DESCRIPTION OF THE TASK » Transcribe all records exactly.

***** SUPPLIED DATA

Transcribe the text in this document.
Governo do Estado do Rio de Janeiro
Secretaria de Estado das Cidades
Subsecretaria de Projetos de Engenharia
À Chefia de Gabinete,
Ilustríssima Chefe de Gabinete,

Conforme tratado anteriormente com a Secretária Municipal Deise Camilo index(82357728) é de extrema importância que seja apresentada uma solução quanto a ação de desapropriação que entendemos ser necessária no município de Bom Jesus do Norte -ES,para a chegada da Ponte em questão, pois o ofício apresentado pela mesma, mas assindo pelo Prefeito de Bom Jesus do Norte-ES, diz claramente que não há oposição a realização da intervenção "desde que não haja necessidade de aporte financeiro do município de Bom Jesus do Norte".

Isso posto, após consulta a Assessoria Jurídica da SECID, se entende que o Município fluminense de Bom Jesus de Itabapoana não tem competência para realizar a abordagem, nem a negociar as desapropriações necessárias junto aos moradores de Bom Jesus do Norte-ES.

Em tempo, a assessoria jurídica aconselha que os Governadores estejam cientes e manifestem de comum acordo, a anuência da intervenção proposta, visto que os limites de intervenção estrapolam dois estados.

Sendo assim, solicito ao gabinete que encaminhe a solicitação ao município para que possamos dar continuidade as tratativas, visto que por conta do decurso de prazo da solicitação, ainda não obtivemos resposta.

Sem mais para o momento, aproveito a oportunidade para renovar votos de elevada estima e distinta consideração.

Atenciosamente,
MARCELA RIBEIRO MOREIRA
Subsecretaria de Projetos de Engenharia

**********

RESPONSE »
Transcribe the text in this document.
Governo do Estado do Rio de Janeiro
Secretaria de Estado das Cidades
Subsecretaria de Projetos de Engenharia
À Chefia de Gabinete,
Ilustríssima Chefe de Gabinete,

Conforme tratado anteriormente com a Secretária Municipal Deise Camilo index(82357728) é de extrema importância que seja apresentada uma solução quanto a ação de desapropriação que entendemos ser necessária no município de Bom Jesus do Norte -ES,para a chegada da Ponte em questão, pois o ofício apresentado pela mesma, mas assindo pelo Prefeito de Bom Jesus do Norte-ES, diz claramente que não há oposição a realização da intervenção "desde que não haja necessidade de aporte financeiro do município de Bom Jesus do Norte".

Isso posto, após consulta a Assessoria Jurídica da SECID, se entende que o Município fluminense de Bom Jesus de Itabapoana não tem competência para realizar a abordagem, nem a negociar as desapropriações necessárias junto aos moradores de Bom Jesus do Norte-ES.

Em tempo, a assessoria jurídica aconselha que os Governadores estejam cientes e manifestem de comum acordo, a anuência da intervenção proposta, visto que os limites de intervenção estrapolam dois estados.

Sendo assim, solicito ao gabinete que encaminhe a solicitação ao município para que possamos dar continuidade as tratativas, visto que por conta do decurso de prazo da solicitação, ainda não obtivemos resposta.

Sem mais para o momento, aproveito a oportunidade para renovar votos de elevada estima e distinta consideração.

Atenciosamente,
MARCELA RIBEIRO MOREIRA
Subsecretaria de Projetos de Engenharia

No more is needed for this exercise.